Stated task: Everything in the data should be repeated exactly, save for the images.
■ ■ ■ ■ ■
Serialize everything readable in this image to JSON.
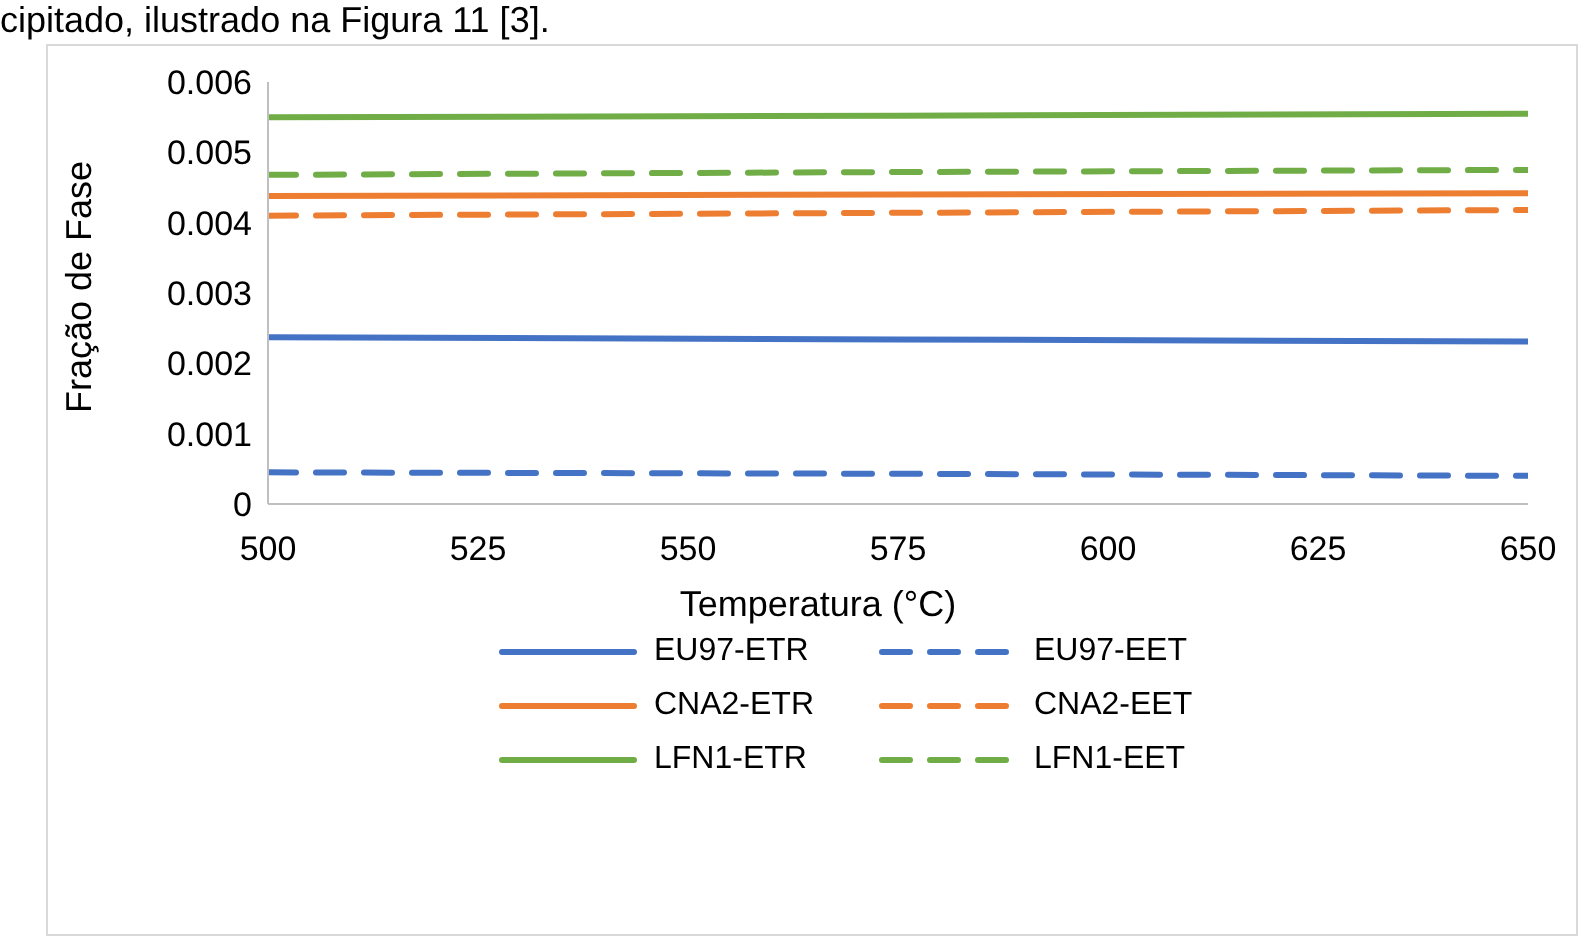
{
  "chart_data": {
    "type": "line",
    "annotations": [
      "cipitado, ilustrado na Figura 11 [3]."
    ],
    "xlabel": "Temperatura (°C)",
    "ylabel": "Fração de Fase",
    "x": [
      500,
      575,
      650
    ],
    "series": [
      {
        "name": "EU97-ETR",
        "color": "#4472c4",
        "line_style": "solid",
        "values": [
          0.00237,
          0.00234,
          0.00231
        ]
      },
      {
        "name": "EU97-EET",
        "color": "#4472c4",
        "line_style": "dashed",
        "values": [
          0.00045,
          0.00043,
          0.0004
        ]
      },
      {
        "name": "CNA2-ETR",
        "color": "#ed7d31",
        "line_style": "solid",
        "values": [
          0.00438,
          0.0044,
          0.00442
        ]
      },
      {
        "name": "CNA2-EET",
        "color": "#ed7d31",
        "line_style": "dashed",
        "values": [
          0.0041,
          0.00414,
          0.00418
        ]
      },
      {
        "name": "LFN1-ETR",
        "color": "#70ad47",
        "line_style": "solid",
        "values": [
          0.0055,
          0.00552,
          0.00555
        ]
      },
      {
        "name": "LFN1-EET",
        "color": "#70ad47",
        "line_style": "dashed",
        "values": [
          0.00468,
          0.00472,
          0.00475
        ]
      }
    ],
    "xlim": [
      500,
      650
    ],
    "xticks": [
      500,
      525,
      550,
      575,
      600,
      625,
      650
    ],
    "ylim": [
      0,
      0.006
    ],
    "yticks": [
      0,
      0.001,
      0.002,
      0.003,
      0.004,
      0.005,
      0.006
    ],
    "grid": false,
    "legend": "bottom",
    "marker": "none"
  }
}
■ ■ ■ ■ ■
Final result:
Serialize everything readable in this image to JSON.
{
  "chart_data": {
    "type": "line",
    "annotations": [
      "cipitado, ilustrado na Figura 11 [3]."
    ],
    "xlabel": "Temperatura (°C)",
    "ylabel": "Fração de Fase",
    "x": [
      500,
      575,
      650
    ],
    "series": [
      {
        "name": "EU97-ETR",
        "color": "#4472c4",
        "line_style": "solid",
        "values": [
          0.00237,
          0.00234,
          0.00231
        ]
      },
      {
        "name": "EU97-EET",
        "color": "#4472c4",
        "line_style": "dashed",
        "values": [
          0.00045,
          0.00043,
          0.0004
        ]
      },
      {
        "name": "CNA2-ETR",
        "color": "#ed7d31",
        "line_style": "solid",
        "values": [
          0.00438,
          0.0044,
          0.00442
        ]
      },
      {
        "name": "CNA2-EET",
        "color": "#ed7d31",
        "line_style": "dashed",
        "values": [
          0.0041,
          0.00414,
          0.00418
        ]
      },
      {
        "name": "LFN1-ETR",
        "color": "#70ad47",
        "line_style": "solid",
        "values": [
          0.0055,
          0.00552,
          0.00555
        ]
      },
      {
        "name": "LFN1-EET",
        "color": "#70ad47",
        "line_style": "dashed",
        "values": [
          0.00468,
          0.00472,
          0.00475
        ]
      }
    ],
    "xlim": [
      500,
      650
    ],
    "xticks": [
      500,
      525,
      550,
      575,
      600,
      625,
      650
    ],
    "ylim": [
      0,
      0.006
    ],
    "yticks": [
      0,
      0.001,
      0.002,
      0.003,
      0.004,
      0.005,
      0.006
    ],
    "grid": false,
    "legend": "bottom",
    "marker": "none"
  }
}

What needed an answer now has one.